— The task —
Read the data and repeat all of it exactly.
+ + + + +
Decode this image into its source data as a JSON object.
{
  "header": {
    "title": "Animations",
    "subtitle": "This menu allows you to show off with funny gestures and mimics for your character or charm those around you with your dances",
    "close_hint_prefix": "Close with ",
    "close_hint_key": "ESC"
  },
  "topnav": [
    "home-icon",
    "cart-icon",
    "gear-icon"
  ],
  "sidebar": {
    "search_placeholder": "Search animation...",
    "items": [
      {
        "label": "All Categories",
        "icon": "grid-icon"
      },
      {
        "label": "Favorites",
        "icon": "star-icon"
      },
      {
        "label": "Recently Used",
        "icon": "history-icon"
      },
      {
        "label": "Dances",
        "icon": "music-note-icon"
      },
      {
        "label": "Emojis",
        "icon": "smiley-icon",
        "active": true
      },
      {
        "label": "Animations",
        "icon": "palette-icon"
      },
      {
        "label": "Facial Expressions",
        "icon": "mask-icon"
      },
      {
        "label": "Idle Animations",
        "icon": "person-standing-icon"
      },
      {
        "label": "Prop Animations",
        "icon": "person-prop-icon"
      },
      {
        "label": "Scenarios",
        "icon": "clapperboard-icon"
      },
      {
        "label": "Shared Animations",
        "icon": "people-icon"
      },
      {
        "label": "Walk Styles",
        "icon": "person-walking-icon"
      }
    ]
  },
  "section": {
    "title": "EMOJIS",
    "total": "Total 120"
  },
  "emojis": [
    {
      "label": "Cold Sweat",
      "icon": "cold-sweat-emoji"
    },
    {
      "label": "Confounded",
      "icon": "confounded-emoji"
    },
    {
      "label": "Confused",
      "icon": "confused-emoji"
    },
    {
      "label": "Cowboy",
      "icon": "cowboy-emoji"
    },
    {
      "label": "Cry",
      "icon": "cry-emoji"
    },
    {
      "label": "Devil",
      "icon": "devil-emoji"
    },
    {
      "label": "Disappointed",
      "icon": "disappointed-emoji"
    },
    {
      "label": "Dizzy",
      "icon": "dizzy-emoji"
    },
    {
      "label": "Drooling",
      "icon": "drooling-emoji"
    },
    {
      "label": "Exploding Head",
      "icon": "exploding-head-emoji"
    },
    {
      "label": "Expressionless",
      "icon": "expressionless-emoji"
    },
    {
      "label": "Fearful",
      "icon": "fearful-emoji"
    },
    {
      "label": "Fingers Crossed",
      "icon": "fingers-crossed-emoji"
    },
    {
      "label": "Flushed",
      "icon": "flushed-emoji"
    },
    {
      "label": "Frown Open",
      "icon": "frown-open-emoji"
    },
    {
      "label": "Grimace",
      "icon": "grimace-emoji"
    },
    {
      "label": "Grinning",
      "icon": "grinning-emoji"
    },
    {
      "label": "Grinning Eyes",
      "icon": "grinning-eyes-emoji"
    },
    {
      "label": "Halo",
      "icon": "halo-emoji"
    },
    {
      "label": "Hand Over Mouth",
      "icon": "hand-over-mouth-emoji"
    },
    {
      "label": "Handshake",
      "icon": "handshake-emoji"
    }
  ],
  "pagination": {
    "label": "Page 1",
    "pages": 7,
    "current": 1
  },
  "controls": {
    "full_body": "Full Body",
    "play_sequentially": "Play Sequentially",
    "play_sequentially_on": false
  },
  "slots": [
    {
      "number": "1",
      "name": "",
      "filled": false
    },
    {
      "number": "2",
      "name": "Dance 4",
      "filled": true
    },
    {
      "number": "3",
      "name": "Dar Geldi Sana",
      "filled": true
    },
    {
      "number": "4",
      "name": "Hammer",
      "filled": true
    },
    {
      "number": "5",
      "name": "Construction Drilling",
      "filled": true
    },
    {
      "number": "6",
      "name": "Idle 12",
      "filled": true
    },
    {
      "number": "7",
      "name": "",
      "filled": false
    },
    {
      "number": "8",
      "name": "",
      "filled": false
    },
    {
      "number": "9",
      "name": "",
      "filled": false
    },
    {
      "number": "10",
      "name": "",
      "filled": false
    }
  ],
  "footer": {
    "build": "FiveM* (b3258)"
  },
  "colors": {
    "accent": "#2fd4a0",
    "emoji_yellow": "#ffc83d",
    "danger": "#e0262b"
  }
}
+ + + + +
— Solution for this task —
Decode this image into its source data as a JSON object.
{
  "header": {
    "title": "Animations",
    "subtitle": "This menu allows you to show off with funny gestures and mimics for your character or charm those around you with your dances",
    "close_hint_prefix": "Close with ",
    "close_hint_key": "ESC"
  },
  "topnav": [
    "home-icon",
    "cart-icon",
    "gear-icon"
  ],
  "sidebar": {
    "search_placeholder": "Search animation...",
    "items": [
      {
        "label": "All Categories",
        "icon": "grid-icon"
      },
      {
        "label": "Favorites",
        "icon": "star-icon"
      },
      {
        "label": "Recently Used",
        "icon": "history-icon"
      },
      {
        "label": "Dances",
        "icon": "music-note-icon"
      },
      {
        "label": "Emojis",
        "icon": "smiley-icon",
        "active": true
      },
      {
        "label": "Animations",
        "icon": "palette-icon"
      },
      {
        "label": "Facial Expressions",
        "icon": "mask-icon"
      },
      {
        "label": "Idle Animations",
        "icon": "person-standing-icon"
      },
      {
        "label": "Prop Animations",
        "icon": "person-prop-icon"
      },
      {
        "label": "Scenarios",
        "icon": "clapperboard-icon"
      },
      {
        "label": "Shared Animations",
        "icon": "people-icon"
      },
      {
        "label": "Walk Styles",
        "icon": "person-walking-icon"
      }
    ]
  },
  "section": {
    "title": "EMOJIS",
    "total": "Total 120"
  },
  "emojis": [
    {
      "label": "Cold Sweat",
      "icon": "cold-sweat-emoji"
    },
    {
      "label": "Confounded",
      "icon": "confounded-emoji"
    },
    {
      "label": "Confused",
      "icon": "confused-emoji"
    },
    {
      "label": "Cowboy",
      "icon": "cowboy-emoji"
    },
    {
      "label": "Cry",
      "icon": "cry-emoji"
    },
    {
      "label": "Devil",
      "icon": "devil-emoji"
    },
    {
      "label": "Disappointed",
      "icon": "disappointed-emoji"
    },
    {
      "label": "Dizzy",
      "icon": "dizzy-emoji"
    },
    {
      "label": "Drooling",
      "icon": "drooling-emoji"
    },
    {
      "label": "Exploding Head",
      "icon": "exploding-head-emoji"
    },
    {
      "label": "Expressionless",
      "icon": "expressionless-emoji"
    },
    {
      "label": "Fearful",
      "icon": "fearful-emoji"
    },
    {
      "label": "Fingers Crossed",
      "icon": "fingers-crossed-emoji"
    },
    {
      "label": "Flushed",
      "icon": "flushed-emoji"
    },
    {
      "label": "Frown Open",
      "icon": "frown-open-emoji"
    },
    {
      "label": "Grimace",
      "icon": "grimace-emoji"
    },
    {
      "label": "Grinning",
      "icon": "grinning-emoji"
    },
    {
      "label": "Grinning Eyes",
      "icon": "grinning-eyes-emoji"
    },
    {
      "label": "Halo",
      "icon": "halo-emoji"
    },
    {
      "label": "Hand Over Mouth",
      "icon": "hand-over-mouth-emoji"
    },
    {
      "label": "Handshake",
      "icon": "handshake-emoji"
    }
  ],
  "pagination": {
    "label": "Page 1",
    "pages": 7,
    "current": 1
  },
  "controls": {
    "full_body": "Full Body",
    "play_sequentially": "Play Sequentially",
    "play_sequentially_on": false
  },
  "slots": [
    {
      "number": "1",
      "name": "",
      "filled": false
    },
    {
      "number": "2",
      "name": "Dance 4",
      "filled": true
    },
    {
      "number": "3",
      "name": "Dar Geldi Sana",
      "filled": true
    },
    {
      "number": "4",
      "name": "Hammer",
      "filled": true
    },
    {
      "number": "5",
      "name": "Construction Drilling",
      "filled": true
    },
    {
      "number": "6",
      "name": "Idle 12",
      "filled": true
    },
    {
      "number": "7",
      "name": "",
      "filled": false
    },
    {
      "number": "8",
      "name": "",
      "filled": false
    },
    {
      "number": "9",
      "name": "",
      "filled": false
    },
    {
      "number": "10",
      "name": "",
      "filled": false
    }
  ],
  "footer": {
    "build": "FiveM* (b3258)"
  },
  "colors": {
    "accent": "#2fd4a0",
    "emoji_yellow": "#ffc83d",
    "danger": "#e0262b"
  }
}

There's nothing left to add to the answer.